── TEXT BLOCK

Posted by Tess Rupprecht.
Posted by Tess Rupprecht.
[ ATDD + TDD ] = Agile ++?

Buggy Thoughts for Today
I strongly feel that adding ATDD to TDD is a good testing combination. Given the right focus from all stakeholders, it can drive the entire development process to come up with quality software products whose codes are testable, reliable, stable and easy to maintain. I don’t claim to be an expert on any QA methodology but I try to justify my testing strategy by adequate research, seeking advice from the testing community (online and offline) complemented by my own experience. This will be a series of journey stories to find out if we can truly combine Test Driven Development ( TDD) and Acceptance Test Driven Development (ATDD) to come up with a successful Software Application Project using Agile.
Let the journey begins …
Journey 1 : Thinking about ATDD + TDD
Once upon a time, writing a Test Plan seems an easy task if you are on the same project for the same company for a long time. You just fill up a simple template and you can come up with a completed Test Plan within a day or two.

────

• _SHORT PROBLEM 1_
In the post about combining ATDD with TDD, how long does it say it takes to finish a Test Plan from a simple template?

── STORED DATA

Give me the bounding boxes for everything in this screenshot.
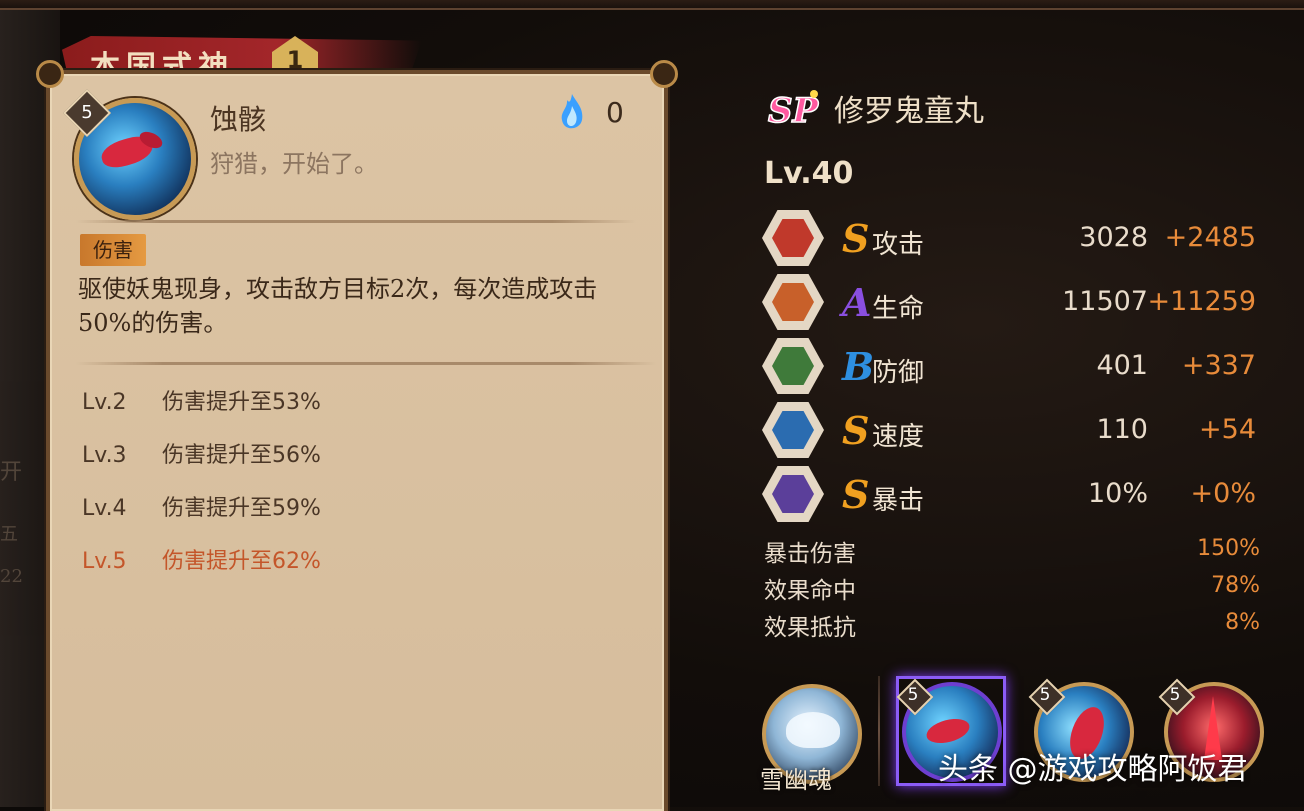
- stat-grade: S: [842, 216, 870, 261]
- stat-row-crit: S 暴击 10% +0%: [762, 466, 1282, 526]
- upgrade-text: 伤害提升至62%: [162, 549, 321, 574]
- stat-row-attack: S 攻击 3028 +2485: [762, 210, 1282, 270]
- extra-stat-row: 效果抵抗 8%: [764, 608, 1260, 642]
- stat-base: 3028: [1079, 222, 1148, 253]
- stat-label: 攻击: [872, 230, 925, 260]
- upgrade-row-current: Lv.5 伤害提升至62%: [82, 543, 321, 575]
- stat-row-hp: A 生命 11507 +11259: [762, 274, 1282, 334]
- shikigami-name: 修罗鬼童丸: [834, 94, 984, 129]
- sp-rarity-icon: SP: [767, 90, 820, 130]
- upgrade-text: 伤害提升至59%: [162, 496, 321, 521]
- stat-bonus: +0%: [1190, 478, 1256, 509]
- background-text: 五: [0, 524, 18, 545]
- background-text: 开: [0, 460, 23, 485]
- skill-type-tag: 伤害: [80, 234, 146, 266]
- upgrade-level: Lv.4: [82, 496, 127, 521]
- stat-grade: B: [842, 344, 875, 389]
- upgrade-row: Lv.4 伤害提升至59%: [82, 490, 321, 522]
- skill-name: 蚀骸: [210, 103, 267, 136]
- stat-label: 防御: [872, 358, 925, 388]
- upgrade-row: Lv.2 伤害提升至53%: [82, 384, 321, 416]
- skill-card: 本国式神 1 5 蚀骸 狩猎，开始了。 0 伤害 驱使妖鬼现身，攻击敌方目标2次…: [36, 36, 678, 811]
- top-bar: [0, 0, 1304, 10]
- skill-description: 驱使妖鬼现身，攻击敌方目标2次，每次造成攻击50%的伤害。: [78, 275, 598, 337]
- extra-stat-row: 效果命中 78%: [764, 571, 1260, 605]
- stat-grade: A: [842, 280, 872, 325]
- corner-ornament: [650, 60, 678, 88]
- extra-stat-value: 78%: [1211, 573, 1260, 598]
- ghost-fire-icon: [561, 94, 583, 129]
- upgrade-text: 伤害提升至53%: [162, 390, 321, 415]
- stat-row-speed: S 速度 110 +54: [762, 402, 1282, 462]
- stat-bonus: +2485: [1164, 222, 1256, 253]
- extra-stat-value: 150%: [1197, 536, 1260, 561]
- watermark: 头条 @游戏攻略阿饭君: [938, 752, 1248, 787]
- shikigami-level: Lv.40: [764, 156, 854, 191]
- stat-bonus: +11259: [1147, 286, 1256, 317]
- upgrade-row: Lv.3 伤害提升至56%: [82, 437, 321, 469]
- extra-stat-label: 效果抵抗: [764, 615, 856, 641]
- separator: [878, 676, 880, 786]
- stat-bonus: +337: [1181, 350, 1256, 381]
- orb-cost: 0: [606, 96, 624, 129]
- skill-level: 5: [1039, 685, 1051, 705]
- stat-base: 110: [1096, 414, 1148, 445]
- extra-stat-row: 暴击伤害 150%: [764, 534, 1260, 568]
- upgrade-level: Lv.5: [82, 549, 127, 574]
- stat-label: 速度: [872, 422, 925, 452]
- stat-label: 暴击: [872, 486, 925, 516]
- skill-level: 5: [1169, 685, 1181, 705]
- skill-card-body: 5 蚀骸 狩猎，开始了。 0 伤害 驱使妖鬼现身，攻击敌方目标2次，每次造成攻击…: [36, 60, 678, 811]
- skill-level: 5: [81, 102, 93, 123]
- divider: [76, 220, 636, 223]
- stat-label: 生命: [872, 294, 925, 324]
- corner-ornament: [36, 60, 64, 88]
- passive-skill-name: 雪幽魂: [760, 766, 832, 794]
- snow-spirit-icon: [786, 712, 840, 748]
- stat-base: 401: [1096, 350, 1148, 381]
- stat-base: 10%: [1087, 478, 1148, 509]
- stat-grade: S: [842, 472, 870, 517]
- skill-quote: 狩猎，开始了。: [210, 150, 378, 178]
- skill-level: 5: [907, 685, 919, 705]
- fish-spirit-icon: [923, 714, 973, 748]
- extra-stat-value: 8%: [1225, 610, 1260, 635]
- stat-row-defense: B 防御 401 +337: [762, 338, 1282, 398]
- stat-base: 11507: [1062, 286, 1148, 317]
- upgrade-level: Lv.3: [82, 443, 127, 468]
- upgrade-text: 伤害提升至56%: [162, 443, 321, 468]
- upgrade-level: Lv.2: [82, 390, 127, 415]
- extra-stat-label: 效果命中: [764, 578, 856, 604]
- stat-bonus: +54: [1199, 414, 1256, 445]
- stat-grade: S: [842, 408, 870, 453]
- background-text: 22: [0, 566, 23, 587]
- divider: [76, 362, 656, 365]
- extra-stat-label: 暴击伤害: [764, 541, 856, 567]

────
── STORED DATA

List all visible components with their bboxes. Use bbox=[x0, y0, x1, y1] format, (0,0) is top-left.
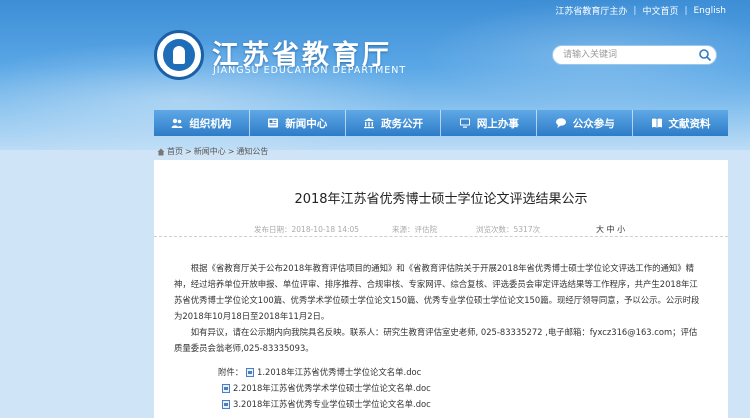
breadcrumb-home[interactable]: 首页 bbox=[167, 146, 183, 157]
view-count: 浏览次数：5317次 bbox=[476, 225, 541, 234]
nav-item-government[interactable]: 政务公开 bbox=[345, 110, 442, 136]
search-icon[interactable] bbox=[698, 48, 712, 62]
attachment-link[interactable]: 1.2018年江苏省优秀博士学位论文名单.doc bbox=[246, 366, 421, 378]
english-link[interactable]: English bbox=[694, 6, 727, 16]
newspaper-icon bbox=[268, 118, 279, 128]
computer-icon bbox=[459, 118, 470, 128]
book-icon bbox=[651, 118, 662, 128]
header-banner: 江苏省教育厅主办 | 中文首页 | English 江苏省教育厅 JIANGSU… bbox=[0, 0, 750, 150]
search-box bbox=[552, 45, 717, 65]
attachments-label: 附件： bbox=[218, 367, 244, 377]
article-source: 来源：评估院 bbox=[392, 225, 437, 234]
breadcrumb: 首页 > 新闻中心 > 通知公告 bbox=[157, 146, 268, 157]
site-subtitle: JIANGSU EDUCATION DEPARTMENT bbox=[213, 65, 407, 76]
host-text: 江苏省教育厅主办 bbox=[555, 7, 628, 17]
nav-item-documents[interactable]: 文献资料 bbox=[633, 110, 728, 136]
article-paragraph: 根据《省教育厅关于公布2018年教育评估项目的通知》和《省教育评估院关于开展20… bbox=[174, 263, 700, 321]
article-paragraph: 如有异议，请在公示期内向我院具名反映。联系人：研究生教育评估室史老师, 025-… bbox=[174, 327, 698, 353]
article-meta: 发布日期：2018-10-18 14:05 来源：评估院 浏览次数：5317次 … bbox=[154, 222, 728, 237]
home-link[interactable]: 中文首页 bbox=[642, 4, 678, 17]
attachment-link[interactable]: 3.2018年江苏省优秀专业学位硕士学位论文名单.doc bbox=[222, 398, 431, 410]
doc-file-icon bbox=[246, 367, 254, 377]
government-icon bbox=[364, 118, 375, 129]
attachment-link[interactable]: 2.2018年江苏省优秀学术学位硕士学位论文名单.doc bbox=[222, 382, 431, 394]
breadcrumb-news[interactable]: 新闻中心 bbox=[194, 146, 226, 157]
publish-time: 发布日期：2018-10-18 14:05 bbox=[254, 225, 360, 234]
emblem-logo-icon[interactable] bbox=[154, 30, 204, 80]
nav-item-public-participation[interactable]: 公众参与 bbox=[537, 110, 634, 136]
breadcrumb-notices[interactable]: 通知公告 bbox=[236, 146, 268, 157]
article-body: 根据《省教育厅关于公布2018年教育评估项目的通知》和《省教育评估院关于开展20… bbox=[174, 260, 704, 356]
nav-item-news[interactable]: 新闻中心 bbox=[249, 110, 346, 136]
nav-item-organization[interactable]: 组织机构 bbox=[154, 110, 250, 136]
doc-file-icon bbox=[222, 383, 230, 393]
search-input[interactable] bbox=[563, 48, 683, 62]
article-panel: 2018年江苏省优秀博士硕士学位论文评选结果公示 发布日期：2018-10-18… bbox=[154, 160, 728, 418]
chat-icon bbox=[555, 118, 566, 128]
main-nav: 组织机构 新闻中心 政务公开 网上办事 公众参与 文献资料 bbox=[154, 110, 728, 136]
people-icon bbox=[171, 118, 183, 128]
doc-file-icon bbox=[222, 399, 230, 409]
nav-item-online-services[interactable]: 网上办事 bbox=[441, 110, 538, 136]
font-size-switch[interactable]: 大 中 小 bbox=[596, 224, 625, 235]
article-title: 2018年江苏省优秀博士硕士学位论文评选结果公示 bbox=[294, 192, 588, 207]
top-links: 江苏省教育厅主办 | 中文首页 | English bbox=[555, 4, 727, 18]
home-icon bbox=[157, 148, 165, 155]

────

• _SHORT PROBLEM 2_
In the listing, copy the part that opens with the line containing "- stat-grade: S: [842, 216, 870, 261]" and closes with the line containing "- sp-rarity-icon: SP: [767, 90, 820, 130]", with both of those lines included.

• _TASK RESPONSE 1_
Within a day or two.

• _TASK RESPONSE 2_
- stat-grade: S: [842, 216, 870, 261]
- stat-row-crit: S 暴击 10% +0%: [762, 466, 1282, 526]
- upgrade-text: 伤害提升至62%: [162, 549, 321, 574]
- stat-row-attack: S 攻击 3028 +2485: [762, 210, 1282, 270]
- extra-stat-row: 效果抵抗 8%: [764, 608, 1260, 642]
- stat-base: 3028: [1079, 222, 1148, 253]
- stat-label: 攻击: [872, 230, 925, 260]
- upgrade-row-current: Lv.5 伤害提升至62%: [82, 543, 321, 575]
- stat-row-hp: A 生命 11507 +11259: [762, 274, 1282, 334]
- shikigami-name: 修罗鬼童丸: [834, 94, 984, 129]
- sp-rarity-icon: SP: [767, 90, 820, 130]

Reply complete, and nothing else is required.